**DATA LINES:**
---
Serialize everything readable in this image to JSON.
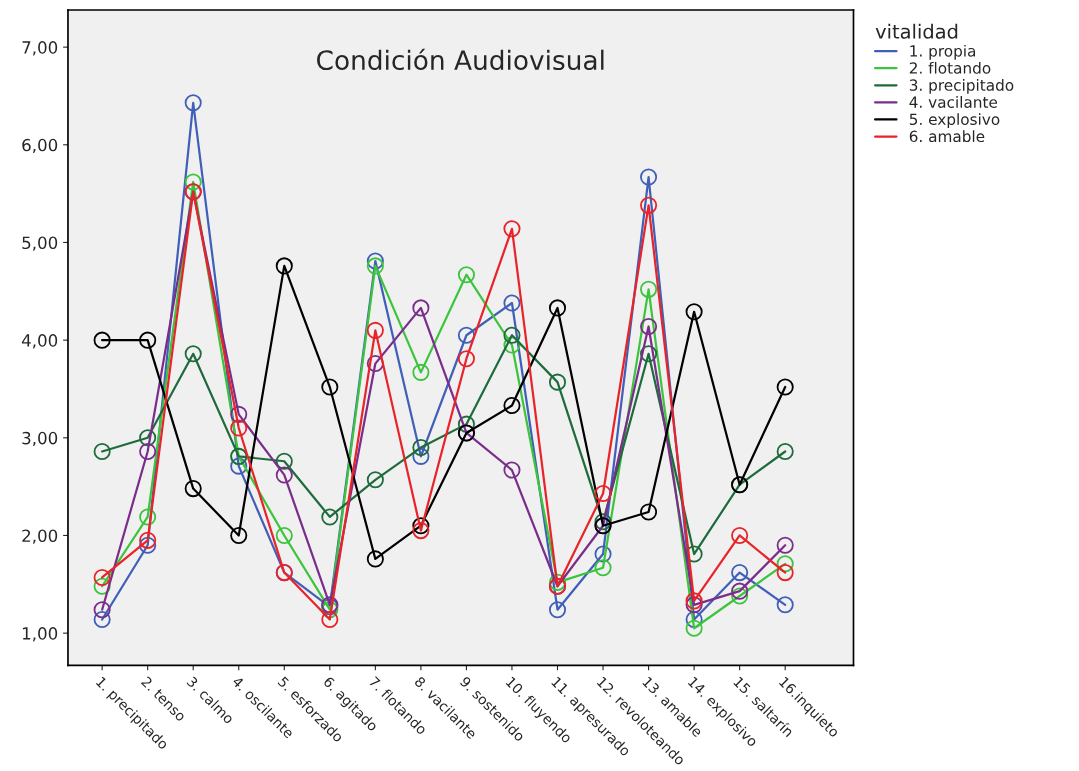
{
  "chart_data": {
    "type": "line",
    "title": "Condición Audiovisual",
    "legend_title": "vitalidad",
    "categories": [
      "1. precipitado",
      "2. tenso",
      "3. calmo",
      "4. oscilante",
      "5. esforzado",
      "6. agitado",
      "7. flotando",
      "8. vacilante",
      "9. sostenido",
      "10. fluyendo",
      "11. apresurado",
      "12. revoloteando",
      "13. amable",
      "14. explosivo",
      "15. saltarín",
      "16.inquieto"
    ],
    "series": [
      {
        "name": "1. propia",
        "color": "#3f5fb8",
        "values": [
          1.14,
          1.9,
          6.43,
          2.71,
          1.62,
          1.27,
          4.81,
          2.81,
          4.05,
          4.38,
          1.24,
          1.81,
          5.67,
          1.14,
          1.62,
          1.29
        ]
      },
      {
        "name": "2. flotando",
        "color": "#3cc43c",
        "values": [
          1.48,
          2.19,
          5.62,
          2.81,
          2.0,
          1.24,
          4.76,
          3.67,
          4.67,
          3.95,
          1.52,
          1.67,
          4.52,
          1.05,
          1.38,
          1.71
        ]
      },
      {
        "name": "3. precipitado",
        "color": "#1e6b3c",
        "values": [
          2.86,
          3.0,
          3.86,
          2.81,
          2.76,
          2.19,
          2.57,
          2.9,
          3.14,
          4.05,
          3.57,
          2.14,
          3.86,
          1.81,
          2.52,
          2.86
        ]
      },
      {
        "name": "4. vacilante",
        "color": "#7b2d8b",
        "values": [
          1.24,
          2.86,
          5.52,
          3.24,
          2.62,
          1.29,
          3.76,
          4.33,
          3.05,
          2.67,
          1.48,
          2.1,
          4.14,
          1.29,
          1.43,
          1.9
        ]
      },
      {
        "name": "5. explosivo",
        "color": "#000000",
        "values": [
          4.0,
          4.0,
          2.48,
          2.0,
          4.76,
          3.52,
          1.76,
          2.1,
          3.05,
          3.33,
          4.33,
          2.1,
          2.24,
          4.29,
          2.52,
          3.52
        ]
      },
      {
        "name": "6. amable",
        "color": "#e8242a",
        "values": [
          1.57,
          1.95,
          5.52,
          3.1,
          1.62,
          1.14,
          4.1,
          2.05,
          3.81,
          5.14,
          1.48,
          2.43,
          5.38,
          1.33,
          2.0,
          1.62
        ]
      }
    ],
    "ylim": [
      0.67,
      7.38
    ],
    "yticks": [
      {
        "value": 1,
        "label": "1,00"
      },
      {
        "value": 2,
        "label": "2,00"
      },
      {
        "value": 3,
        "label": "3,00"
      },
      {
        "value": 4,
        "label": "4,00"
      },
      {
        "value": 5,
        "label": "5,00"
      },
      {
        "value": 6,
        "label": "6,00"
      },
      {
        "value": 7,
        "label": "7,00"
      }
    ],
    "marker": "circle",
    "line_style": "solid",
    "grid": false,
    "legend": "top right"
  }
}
---
**DIRECTION:**
Write out the entries above verbatim; the pictures do not belong in your copy.

**FULL RESPONSE:**
Serialize everything readable in this image to JSON.
{
  "chart_data": {
    "type": "line",
    "title": "Condición Audiovisual",
    "legend_title": "vitalidad",
    "categories": [
      "1. precipitado",
      "2. tenso",
      "3. calmo",
      "4. oscilante",
      "5. esforzado",
      "6. agitado",
      "7. flotando",
      "8. vacilante",
      "9. sostenido",
      "10. fluyendo",
      "11. apresurado",
      "12. revoloteando",
      "13. amable",
      "14. explosivo",
      "15. saltarín",
      "16.inquieto"
    ],
    "series": [
      {
        "name": "1. propia",
        "color": "#3f5fb8",
        "values": [
          1.14,
          1.9,
          6.43,
          2.71,
          1.62,
          1.27,
          4.81,
          2.81,
          4.05,
          4.38,
          1.24,
          1.81,
          5.67,
          1.14,
          1.62,
          1.29
        ]
      },
      {
        "name": "2. flotando",
        "color": "#3cc43c",
        "values": [
          1.48,
          2.19,
          5.62,
          2.81,
          2.0,
          1.24,
          4.76,
          3.67,
          4.67,
          3.95,
          1.52,
          1.67,
          4.52,
          1.05,
          1.38,
          1.71
        ]
      },
      {
        "name": "3. precipitado",
        "color": "#1e6b3c",
        "values": [
          2.86,
          3.0,
          3.86,
          2.81,
          2.76,
          2.19,
          2.57,
          2.9,
          3.14,
          4.05,
          3.57,
          2.14,
          3.86,
          1.81,
          2.52,
          2.86
        ]
      },
      {
        "name": "4. vacilante",
        "color": "#7b2d8b",
        "values": [
          1.24,
          2.86,
          5.52,
          3.24,
          2.62,
          1.29,
          3.76,
          4.33,
          3.05,
          2.67,
          1.48,
          2.1,
          4.14,
          1.29,
          1.43,
          1.9
        ]
      },
      {
        "name": "5. explosivo",
        "color": "#000000",
        "values": [
          4.0,
          4.0,
          2.48,
          2.0,
          4.76,
          3.52,
          1.76,
          2.1,
          3.05,
          3.33,
          4.33,
          2.1,
          2.24,
          4.29,
          2.52,
          3.52
        ]
      },
      {
        "name": "6. amable",
        "color": "#e8242a",
        "values": [
          1.57,
          1.95,
          5.52,
          3.1,
          1.62,
          1.14,
          4.1,
          2.05,
          3.81,
          5.14,
          1.48,
          2.43,
          5.38,
          1.33,
          2.0,
          1.62
        ]
      }
    ],
    "ylim": [
      0.67,
      7.38
    ],
    "yticks": [
      {
        "value": 1,
        "label": "1,00"
      },
      {
        "value": 2,
        "label": "2,00"
      },
      {
        "value": 3,
        "label": "3,00"
      },
      {
        "value": 4,
        "label": "4,00"
      },
      {
        "value": 5,
        "label": "5,00"
      },
      {
        "value": 6,
        "label": "6,00"
      },
      {
        "value": 7,
        "label": "7,00"
      }
    ],
    "marker": "circle",
    "line_style": "solid",
    "grid": false,
    "legend": "top right"
  }
}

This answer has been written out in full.